■ **Set task**
Quote every line as given.
┌─ Input data
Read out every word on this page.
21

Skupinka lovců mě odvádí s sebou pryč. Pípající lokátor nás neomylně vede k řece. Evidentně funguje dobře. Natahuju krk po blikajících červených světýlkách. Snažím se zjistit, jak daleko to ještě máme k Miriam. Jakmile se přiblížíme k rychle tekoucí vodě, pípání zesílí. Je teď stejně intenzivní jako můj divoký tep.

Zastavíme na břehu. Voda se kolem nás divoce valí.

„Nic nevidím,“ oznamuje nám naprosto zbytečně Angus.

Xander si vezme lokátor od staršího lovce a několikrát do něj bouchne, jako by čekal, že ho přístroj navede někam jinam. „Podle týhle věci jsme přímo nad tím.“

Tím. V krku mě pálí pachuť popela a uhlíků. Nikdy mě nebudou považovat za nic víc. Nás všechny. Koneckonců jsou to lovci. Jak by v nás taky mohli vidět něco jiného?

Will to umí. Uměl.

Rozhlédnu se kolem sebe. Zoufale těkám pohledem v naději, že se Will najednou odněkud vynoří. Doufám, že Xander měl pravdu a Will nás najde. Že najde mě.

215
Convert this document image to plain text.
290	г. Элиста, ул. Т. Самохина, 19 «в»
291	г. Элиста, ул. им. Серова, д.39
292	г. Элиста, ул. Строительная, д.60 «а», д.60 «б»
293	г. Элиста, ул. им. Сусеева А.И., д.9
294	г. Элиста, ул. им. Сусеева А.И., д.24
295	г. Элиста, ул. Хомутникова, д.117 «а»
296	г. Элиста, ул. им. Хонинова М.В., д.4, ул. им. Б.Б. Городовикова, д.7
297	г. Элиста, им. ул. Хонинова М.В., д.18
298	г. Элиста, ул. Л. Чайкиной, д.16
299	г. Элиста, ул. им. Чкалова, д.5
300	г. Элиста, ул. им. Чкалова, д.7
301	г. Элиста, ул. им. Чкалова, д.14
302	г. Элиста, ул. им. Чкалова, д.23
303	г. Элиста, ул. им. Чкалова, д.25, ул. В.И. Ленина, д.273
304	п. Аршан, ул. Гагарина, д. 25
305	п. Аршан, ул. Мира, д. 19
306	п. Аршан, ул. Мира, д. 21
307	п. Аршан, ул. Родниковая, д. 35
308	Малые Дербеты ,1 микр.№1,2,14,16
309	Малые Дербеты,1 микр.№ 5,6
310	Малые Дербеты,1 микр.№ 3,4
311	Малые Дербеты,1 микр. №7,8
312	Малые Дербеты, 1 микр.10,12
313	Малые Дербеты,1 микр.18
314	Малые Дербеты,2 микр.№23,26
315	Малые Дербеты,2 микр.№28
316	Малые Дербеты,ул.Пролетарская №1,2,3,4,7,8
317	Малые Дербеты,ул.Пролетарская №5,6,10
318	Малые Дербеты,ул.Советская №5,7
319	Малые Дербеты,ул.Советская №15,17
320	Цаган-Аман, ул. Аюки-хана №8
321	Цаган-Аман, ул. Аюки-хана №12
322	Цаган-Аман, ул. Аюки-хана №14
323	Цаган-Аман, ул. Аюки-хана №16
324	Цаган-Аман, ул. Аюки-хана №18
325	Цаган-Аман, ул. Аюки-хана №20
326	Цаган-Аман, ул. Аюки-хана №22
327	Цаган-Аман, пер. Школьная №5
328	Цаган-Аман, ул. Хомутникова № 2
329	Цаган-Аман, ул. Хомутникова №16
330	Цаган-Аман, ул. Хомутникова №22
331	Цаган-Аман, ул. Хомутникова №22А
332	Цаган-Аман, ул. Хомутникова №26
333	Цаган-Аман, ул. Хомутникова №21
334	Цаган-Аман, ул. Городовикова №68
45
└─
■ **Correct output**
Read out every word on this page.
21

Skupinka lovců mě odvádí s sebou pryč. Pípající lokátor nás neomylně vede k řece. Evidentně funguje dobře. Natahuju krk po blikajících červených světýlkách. Snažím se zjistit, jak daleko to ještě máme k Miriam. Jakmile se přiblížíme k rychle tekoucí vodě, pípání zesílí. Je teď stejně intenzivní jako můj divoký tep.

Zastavíme na břehu. Voda se kolem nás divoce valí.

„Nic nevidím,“ oznamuje nám naprosto zbytečně Angus.

Xander si vezme lokátor od staršího lovce a několikrát do něj bouchne, jako by čekal, že ho přístroj navede někam jinam. „Podle týhle věci jsme přímo nad tím.“

Tím. V krku mě pálí pachuť popela a uhlíků. Nikdy mě nebudou považovat za nic víc. Nás všechny. Koneckonců jsou to lovci. Jak by v nás taky mohli vidět něco jiného?

Will to umí. Uměl.

Rozhlédnu se kolem sebe. Zoufale těkám pohledem v naději, že se Will najednou odněkud vynoří. Doufám, že Xander měl pravdu a Will nás najde. Že najde mě.

215
Convert this document image to plain text.
290	г. Элиста, ул. Т. Самохина, 19 «в»
291	г. Элиста, ул. им. Серова, д.39
292	г. Элиста, ул. Строительная, д.60 «а», д.60 «б»
293	г. Элиста, ул. им. Сусеева А.И., д.9
294	г. Элиста, ул. им. Сусеева А.И., д.24
295	г. Элиста, ул. Хомутникова, д.117 «а»
296	г. Элиста, ул. им. Хонинова М.В., д.4, ул. им. Б.Б. Городовикова, д.7
297	г. Элиста, им. ул. Хонинова М.В., д.18
298	г. Элиста, ул. Л. Чайкиной, д.16
299	г. Элиста, ул. им. Чкалова, д.5
300	г. Элиста, ул. им. Чкалова, д.7
301	г. Элиста, ул. им. Чкалова, д.14
302	г. Элиста, ул. им. Чкалова, д.23
303	г. Элиста, ул. им. Чкалова, д.25, ул. В.И. Ленина, д.273
304	п. Аршан, ул. Гагарина, д. 25
305	п. Аршан, ул. Мира, д. 19
306	п. Аршан, ул. Мира, д. 21
307	п. Аршан, ул. Родниковая, д. 35
308	Малые Дербеты ,1 микр.№1,2,14,16
309	Малые Дербеты,1 микр.№ 5,6
310	Малые Дербеты,1 микр.№ 3,4
311	Малые Дербеты,1 микр. №7,8
312	Малые Дербеты, 1 микр.10,12
313	Малые Дербеты,1 микр.18
314	Малые Дербеты,2 микр.№23,26
315	Малые Дербеты,2 микр.№28
316	Малые Дербеты,ул.Пролетарская №1,2,3,4,7,8
317	Малые Дербеты,ул.Пролетарская №5,6,10
318	Малые Дербеты,ул.Советская №5,7
319	Малые Дербеты,ул.Советская №15,17
320	Цаган-Аман, ул. Аюки-хана №8
321	Цаган-Аман, ул. Аюки-хана №12
322	Цаган-Аман, ул. Аюки-хана №14
323	Цаган-Аман, ул. Аюки-хана №16
324	Цаган-Аман, ул. Аюки-хана №18
325	Цаган-Аман, ул. Аюки-хана №20
326	Цаган-Аман, ул. Аюки-хана №22
327	Цаган-Аман, пер. Школьная №5
328	Цаган-Аман, ул. Хомутникова № 2
329	Цаган-Аман, ул. Хомутникова №16
330	Цаган-Аман, ул. Хомутникова №22
331	Цаган-Аман, ул. Хомутникова №22А
332	Цаган-Аман, ул. Хомутникова №26
333	Цаган-Аман, ул. Хомутникова №21
334	Цаган-Аман, ул. Городовикова №68
45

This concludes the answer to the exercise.